• _THE EXERCISE_: Copy every record below exactly as written, but leave out the pictures.

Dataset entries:
####################

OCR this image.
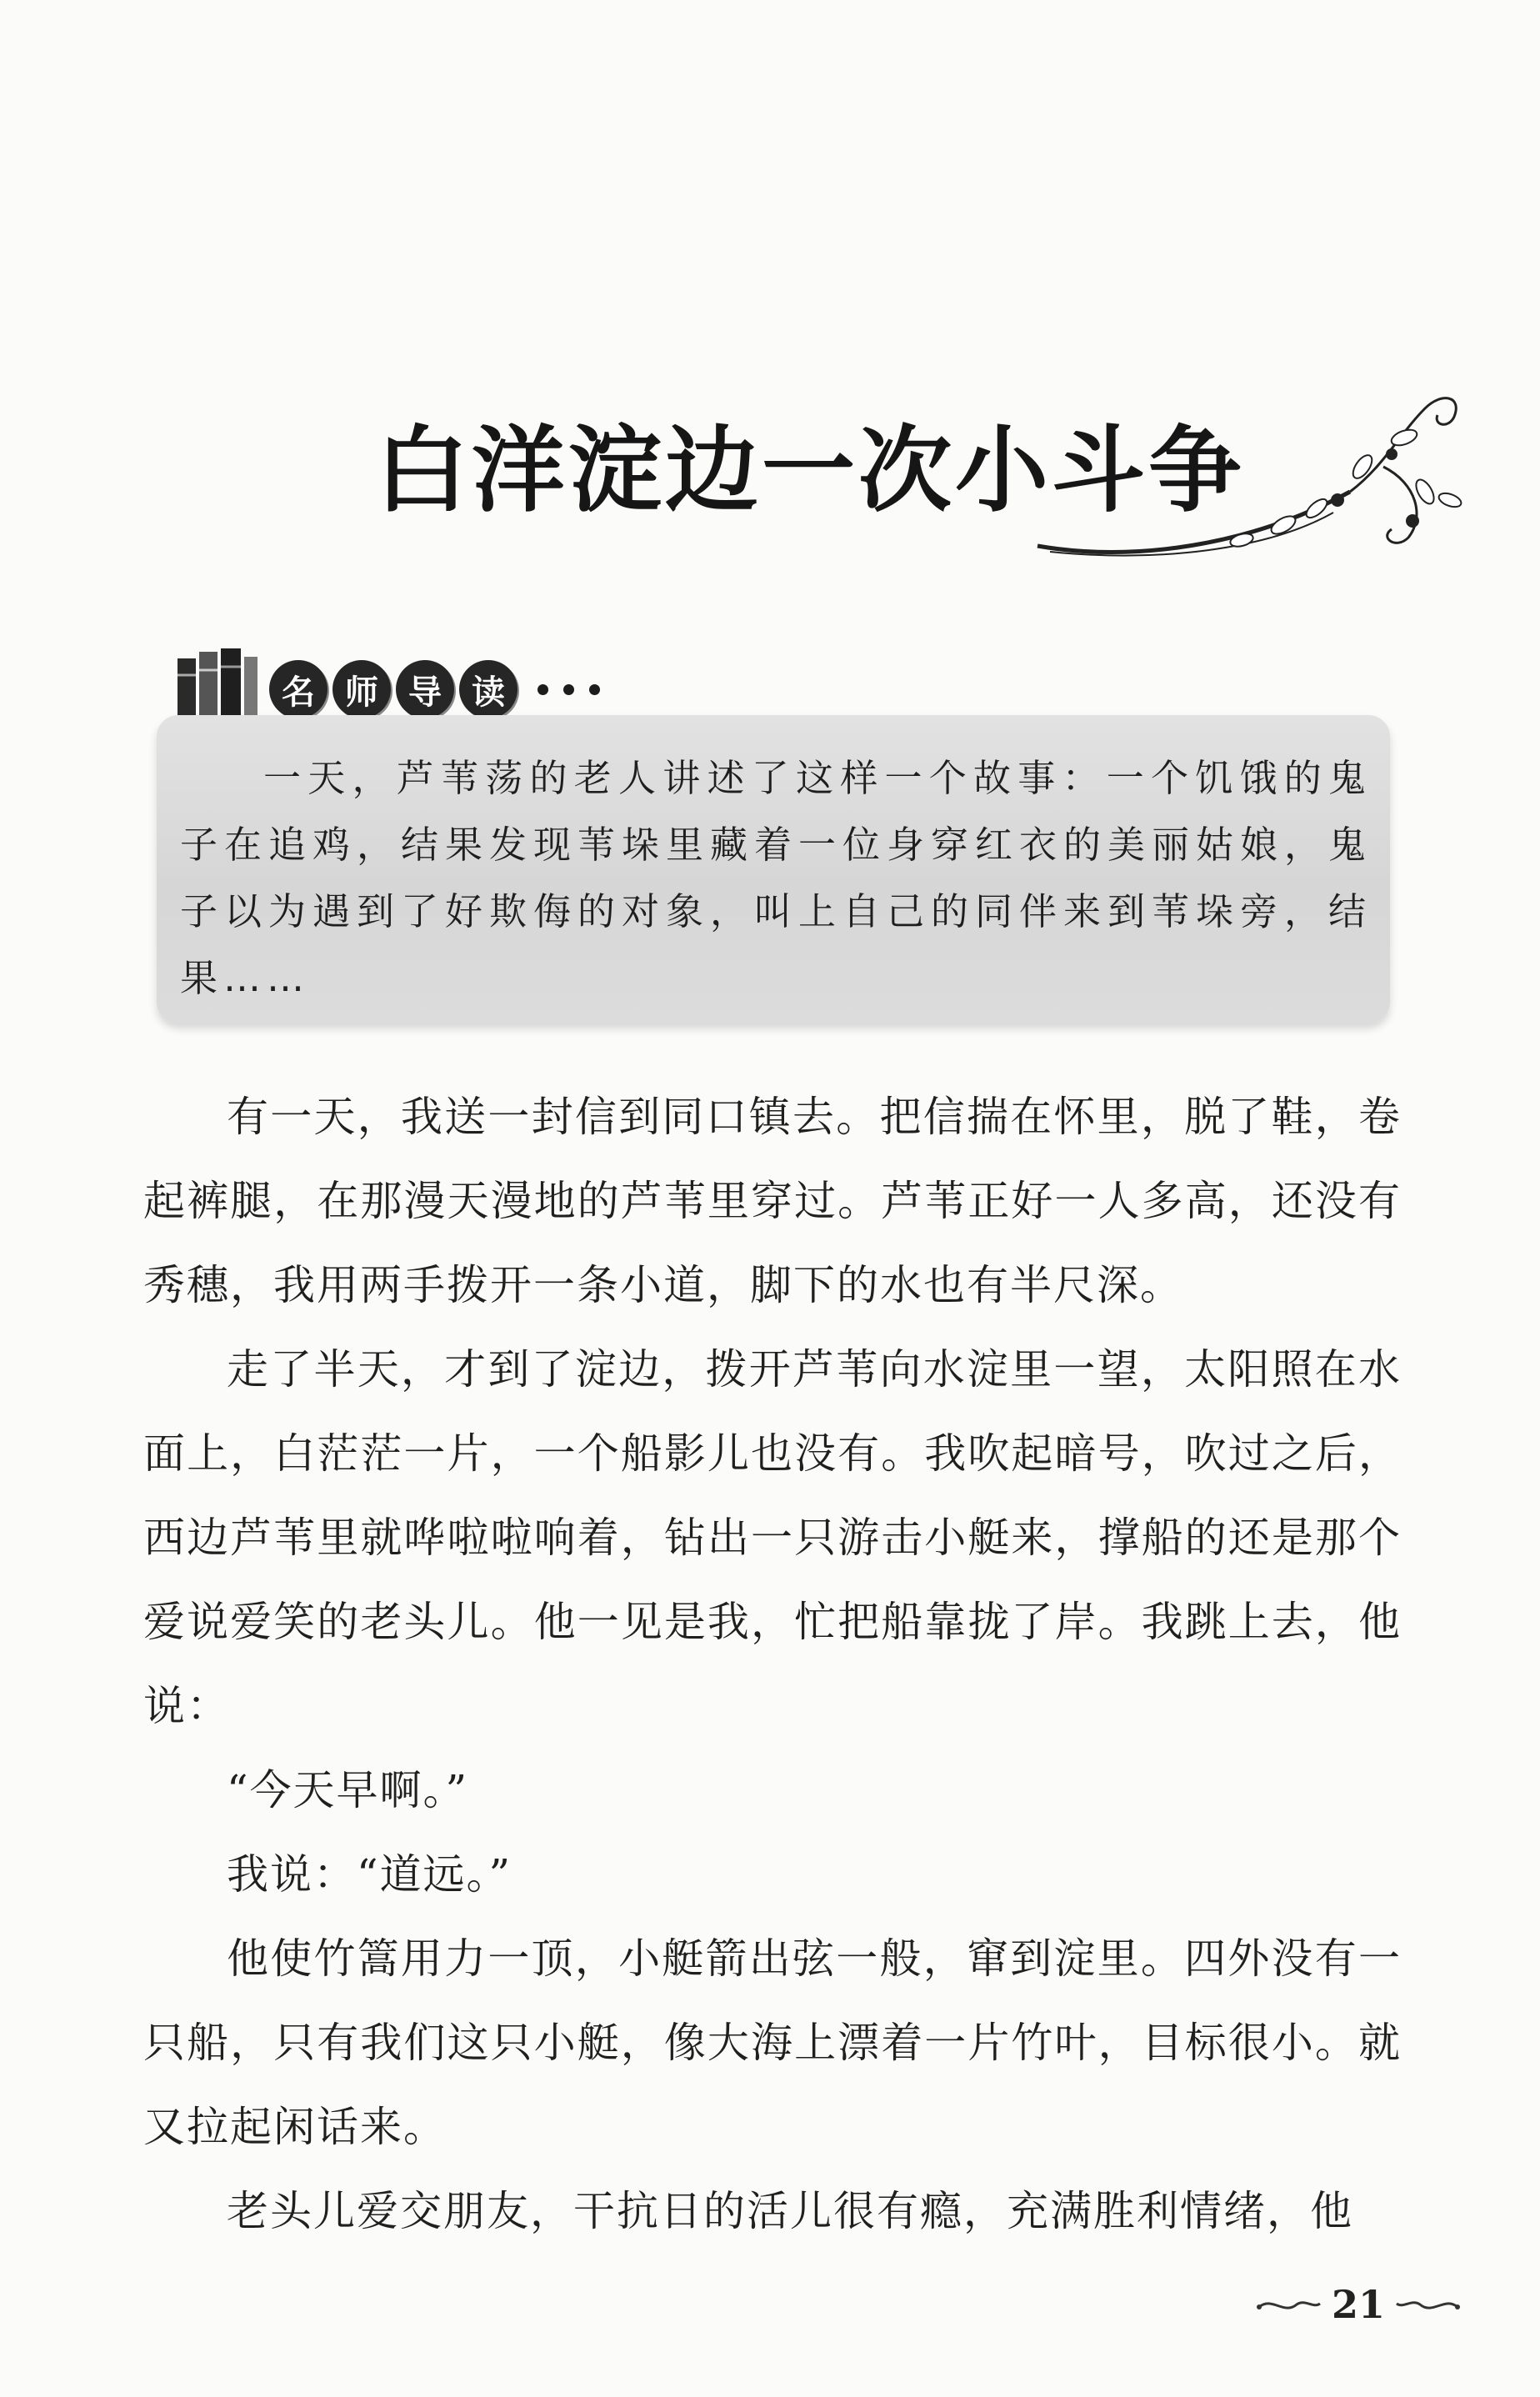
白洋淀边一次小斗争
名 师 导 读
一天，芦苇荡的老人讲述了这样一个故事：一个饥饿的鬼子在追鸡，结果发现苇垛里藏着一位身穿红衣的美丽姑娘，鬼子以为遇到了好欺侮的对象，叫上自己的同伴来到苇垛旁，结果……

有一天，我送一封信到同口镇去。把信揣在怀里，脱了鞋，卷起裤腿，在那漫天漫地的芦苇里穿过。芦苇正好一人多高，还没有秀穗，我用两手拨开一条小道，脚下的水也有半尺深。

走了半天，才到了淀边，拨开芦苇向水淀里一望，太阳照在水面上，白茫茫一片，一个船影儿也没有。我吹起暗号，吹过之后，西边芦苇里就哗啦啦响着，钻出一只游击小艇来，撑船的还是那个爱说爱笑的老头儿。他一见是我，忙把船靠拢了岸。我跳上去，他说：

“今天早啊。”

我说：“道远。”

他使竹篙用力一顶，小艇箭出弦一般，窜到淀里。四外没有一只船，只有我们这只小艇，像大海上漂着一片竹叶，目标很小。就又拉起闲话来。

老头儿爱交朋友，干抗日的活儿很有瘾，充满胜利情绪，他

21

####################

• _RIGHT ANSWER_:
OCR this image.
白洋淀边一次小斗争
名 师 导 读
一天，芦苇荡的老人讲述了这样一个故事：一个饥饿的鬼子在追鸡，结果发现苇垛里藏着一位身穿红衣的美丽姑娘，鬼子以为遇到了好欺侮的对象，叫上自己的同伴来到苇垛旁，结果……

有一天，我送一封信到同口镇去。把信揣在怀里，脱了鞋，卷起裤腿，在那漫天漫地的芦苇里穿过。芦苇正好一人多高，还没有秀穗，我用两手拨开一条小道，脚下的水也有半尺深。

走了半天，才到了淀边，拨开芦苇向水淀里一望，太阳照在水面上，白茫茫一片，一个船影儿也没有。我吹起暗号，吹过之后，西边芦苇里就哗啦啦响着，钻出一只游击小艇来，撑船的还是那个爱说爱笑的老头儿。他一见是我，忙把船靠拢了岸。我跳上去，他说：

“今天早啊。”

我说：“道远。”

他使竹篙用力一顶，小艇箭出弦一般，窜到淀里。四外没有一只船，只有我们这只小艇，像大海上漂着一片竹叶，目标很小。就又拉起闲话来。

老头儿爱交朋友，干抗日的活儿很有瘾，充满胜利情绪，他

21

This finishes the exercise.